> **提示された本文**:
★ ★ ★ ★
債券運用の目的の整理と効率的な運用についての考察

2/1のFOMC(米国連邦公開市場委員会)において、米国の政策金利の0.25%の引き上げが決定された。昨年のFOMCでは0.75%が4回、0.5%が2回、0.25%が1回という非常に速いペースでの政策金利の引き上げが実施された。そうした中、昨年は債券の利回りが急上昇し、債券運用にとって非常に厳しい年であった。パウエル議長はFOMC後の記者会見 において、インフレ率の上昇については落ち着きを見せているものの水準としては高く、労働市場の逼迫による賃金やサービス価格の上昇は未だ続いているとして警戒感を表明し続けている。しかしながら、インフレ率の落ち着きや政策金利が高水準まで引きあがっていることを鑑みると、昨年のような急激な金利上昇を今年も見込む向きは少ないが、短期的なボラティリティが高まる場面が見られる可能性もあるだろう。

一方で、長期投資家にとって重要なことは、中長期的な観点からどのように債券運用においてリターンの効率化を図るべきかということであろう。「債券ルネサンスが2023年に到来するか?」では「債券は伝統的な役割を取り戻す」として、今後「資本保全」、「インカム」、「分散効果」という債券の3つの役割を再び享受できる、と述べられている。そこで述べられている債券の役割については国内投資家に対しても共通するものではあるが、円建ての国内投資家の場合、日本では金融緩和が継続しており、また外貨建て資産を円ヘッジする場合のヘッジコストが高水準となっていること等、置かれている状況は異なる。本稿でも、資産運用における債券運用の目的について整理を行うことから始めるが、より踏み込んで、債券ポートフォリオの構築や運用戦略などを含めて、その目的における効率化策を考えていきたい。債券運用の目的は具体的に、①株式との分散、②インカム享受、という大きく2つが挙げられ、それぞれの目的に基づいた効率化策を組み合わせることが有効だろう。そして、それぞれの目的に基づいた効率化策について述べ、最後にそれを踏まえた上での「債券アンコンストレインド戦略」の活用法についても考察する。
★ ★ ★ ★
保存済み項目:

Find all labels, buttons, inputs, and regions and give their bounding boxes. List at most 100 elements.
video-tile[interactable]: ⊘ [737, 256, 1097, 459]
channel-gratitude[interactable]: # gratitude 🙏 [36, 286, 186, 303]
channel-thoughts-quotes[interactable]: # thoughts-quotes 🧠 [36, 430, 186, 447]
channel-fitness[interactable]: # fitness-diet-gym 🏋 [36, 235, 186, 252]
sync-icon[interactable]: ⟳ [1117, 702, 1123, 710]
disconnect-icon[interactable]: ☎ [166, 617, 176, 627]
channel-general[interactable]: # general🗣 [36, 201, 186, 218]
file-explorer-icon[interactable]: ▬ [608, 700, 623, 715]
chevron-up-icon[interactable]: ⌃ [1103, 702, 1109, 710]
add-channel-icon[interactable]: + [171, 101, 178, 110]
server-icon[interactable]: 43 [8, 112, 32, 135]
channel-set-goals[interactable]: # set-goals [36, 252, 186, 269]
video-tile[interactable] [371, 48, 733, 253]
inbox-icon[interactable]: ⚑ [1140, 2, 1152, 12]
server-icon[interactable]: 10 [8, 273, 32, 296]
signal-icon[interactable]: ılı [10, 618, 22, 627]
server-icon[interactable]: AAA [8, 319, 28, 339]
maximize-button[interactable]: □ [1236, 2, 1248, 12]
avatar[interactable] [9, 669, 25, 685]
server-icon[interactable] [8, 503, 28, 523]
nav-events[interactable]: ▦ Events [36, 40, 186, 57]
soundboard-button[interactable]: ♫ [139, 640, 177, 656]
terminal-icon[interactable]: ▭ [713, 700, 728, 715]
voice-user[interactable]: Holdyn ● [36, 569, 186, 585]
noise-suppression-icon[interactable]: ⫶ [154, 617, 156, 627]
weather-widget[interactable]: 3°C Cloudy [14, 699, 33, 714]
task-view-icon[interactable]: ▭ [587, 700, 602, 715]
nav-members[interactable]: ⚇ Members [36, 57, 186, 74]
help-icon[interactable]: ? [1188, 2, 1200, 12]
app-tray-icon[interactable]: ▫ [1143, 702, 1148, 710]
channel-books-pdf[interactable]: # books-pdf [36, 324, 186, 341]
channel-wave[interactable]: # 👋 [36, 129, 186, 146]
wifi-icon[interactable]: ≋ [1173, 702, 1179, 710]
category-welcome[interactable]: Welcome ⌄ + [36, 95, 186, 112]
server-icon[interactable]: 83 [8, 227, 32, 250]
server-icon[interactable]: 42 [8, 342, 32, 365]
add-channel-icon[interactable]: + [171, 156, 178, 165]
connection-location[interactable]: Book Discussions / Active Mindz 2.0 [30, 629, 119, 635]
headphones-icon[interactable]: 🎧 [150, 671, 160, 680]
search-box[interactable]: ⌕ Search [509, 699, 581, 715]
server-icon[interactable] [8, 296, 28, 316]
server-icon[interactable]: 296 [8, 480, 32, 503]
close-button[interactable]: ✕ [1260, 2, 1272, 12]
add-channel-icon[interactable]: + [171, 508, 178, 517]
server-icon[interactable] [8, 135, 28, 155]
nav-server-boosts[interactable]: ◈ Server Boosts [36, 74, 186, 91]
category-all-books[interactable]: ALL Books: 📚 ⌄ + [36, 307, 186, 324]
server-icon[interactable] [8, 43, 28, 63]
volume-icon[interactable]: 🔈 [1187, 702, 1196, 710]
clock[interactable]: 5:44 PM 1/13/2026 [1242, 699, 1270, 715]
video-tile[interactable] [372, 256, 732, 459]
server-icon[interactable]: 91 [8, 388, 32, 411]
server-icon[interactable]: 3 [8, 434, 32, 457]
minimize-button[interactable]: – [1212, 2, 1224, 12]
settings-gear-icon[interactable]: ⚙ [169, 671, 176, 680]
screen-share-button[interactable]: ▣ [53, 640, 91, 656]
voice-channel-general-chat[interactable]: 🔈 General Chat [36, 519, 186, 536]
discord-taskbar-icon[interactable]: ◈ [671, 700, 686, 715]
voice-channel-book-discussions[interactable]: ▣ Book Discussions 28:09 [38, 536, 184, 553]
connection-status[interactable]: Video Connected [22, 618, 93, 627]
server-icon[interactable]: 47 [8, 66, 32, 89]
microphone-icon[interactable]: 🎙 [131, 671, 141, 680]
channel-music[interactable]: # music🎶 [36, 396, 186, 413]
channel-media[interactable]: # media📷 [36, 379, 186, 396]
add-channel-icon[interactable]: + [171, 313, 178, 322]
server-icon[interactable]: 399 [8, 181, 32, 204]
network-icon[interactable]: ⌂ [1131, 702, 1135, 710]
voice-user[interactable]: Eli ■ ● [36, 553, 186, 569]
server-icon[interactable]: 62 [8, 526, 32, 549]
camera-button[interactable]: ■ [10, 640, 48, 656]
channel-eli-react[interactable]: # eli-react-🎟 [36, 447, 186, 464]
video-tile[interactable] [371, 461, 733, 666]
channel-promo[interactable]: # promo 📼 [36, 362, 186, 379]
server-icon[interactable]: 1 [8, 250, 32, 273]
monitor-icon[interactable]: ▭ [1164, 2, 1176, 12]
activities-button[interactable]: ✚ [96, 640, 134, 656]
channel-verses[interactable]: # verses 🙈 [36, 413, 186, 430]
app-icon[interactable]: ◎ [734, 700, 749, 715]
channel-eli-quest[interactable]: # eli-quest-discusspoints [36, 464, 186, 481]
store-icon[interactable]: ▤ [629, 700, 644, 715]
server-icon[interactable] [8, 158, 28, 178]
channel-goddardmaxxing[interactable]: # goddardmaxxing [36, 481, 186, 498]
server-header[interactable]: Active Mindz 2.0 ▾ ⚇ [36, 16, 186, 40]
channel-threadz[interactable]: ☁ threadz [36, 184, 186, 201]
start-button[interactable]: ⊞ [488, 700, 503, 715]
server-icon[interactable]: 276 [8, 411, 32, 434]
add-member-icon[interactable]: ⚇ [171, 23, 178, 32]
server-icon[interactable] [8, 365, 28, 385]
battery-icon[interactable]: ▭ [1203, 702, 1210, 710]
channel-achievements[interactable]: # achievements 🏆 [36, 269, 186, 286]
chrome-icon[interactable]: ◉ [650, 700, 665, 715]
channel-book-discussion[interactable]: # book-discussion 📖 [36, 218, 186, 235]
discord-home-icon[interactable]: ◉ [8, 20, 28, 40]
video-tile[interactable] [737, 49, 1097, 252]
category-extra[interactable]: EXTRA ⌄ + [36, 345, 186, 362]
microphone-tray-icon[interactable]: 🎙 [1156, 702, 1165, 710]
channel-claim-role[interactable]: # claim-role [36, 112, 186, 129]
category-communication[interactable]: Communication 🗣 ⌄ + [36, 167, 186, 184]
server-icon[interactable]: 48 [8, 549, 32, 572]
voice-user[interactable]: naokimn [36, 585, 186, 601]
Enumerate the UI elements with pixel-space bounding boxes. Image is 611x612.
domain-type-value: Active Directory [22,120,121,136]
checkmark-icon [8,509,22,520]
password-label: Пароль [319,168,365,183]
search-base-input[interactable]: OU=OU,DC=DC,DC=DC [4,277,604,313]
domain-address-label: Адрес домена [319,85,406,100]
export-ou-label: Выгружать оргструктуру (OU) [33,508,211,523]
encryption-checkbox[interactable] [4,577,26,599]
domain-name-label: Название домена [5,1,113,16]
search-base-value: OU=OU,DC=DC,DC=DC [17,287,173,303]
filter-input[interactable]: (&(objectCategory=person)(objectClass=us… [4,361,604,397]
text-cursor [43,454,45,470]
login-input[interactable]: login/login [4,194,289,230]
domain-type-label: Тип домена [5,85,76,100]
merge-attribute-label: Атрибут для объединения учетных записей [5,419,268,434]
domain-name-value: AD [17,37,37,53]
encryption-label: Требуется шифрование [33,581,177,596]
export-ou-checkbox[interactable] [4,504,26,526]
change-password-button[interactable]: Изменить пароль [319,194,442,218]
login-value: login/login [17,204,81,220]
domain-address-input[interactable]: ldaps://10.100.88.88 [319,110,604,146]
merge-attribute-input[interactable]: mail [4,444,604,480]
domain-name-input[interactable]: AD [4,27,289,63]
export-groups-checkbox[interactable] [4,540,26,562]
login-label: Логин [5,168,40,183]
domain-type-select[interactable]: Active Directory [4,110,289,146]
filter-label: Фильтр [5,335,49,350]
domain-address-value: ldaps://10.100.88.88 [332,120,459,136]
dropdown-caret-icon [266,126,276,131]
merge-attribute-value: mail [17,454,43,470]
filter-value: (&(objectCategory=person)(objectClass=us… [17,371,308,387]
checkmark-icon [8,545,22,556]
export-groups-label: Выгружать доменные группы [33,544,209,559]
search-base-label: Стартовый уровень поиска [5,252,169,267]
★ ★ ★ ★
> **作業内容**:
A. 本文で、引用された見解が債券の3つの役割として挙げているものをすべて書き出せ。
B. 本文をもとに、次の問いにそれぞれ答えよ。
(i) 2/1のFOMCで決定された米国の政策金利の引き上げ幅はいくらか。
(ii) 昨年のFOMCで0.75%の引き上げは何回実施されたか。
(iii) 本稿は債券運用の目的として具体的に何を挙げているか。
C. 本文から、「2/1のFOMC(米国連邦公」を含む語句で始まり「見られる可能性もあるだろう。」で終わる部分を、一字も変えずに書き写して返せ。

> **作業結果**:
A. 資本保全、インカム、分散効果

B.
(i) 0.25%
(ii) 4回
(iii) ①株式との分散、②インカム享受

C.
2/1のFOMC(米国連邦公開市場委員会)において、米国の政策金利の0.25%の引き上げが決定された。昨年のFOMCでは0.75%が4回、0.5%が2回、0.25%が1回という非常に速いペースでの政策金利の引き上げが実施された。そうした中、昨年は債券の利回りが急上昇し、債券運用にとって非常に厳しい年であった。パウエル議長はFOMC後の記者会見 において、インフレ率の上昇については落ち着きを見せているものの水準としては高く、労働市場の逼迫による賃金やサービス価格の上昇は未だ続いているとして警戒感を表明し続けている。しかしながら、インフレ率の落ち着きや政策金利が高水準まで引きあがっていることを鑑みると、昨年のような急激な金利上昇を今年も見込む向きは少ないが、短期的なボラティリティが高まる場面が見られる可能性もあるだろう。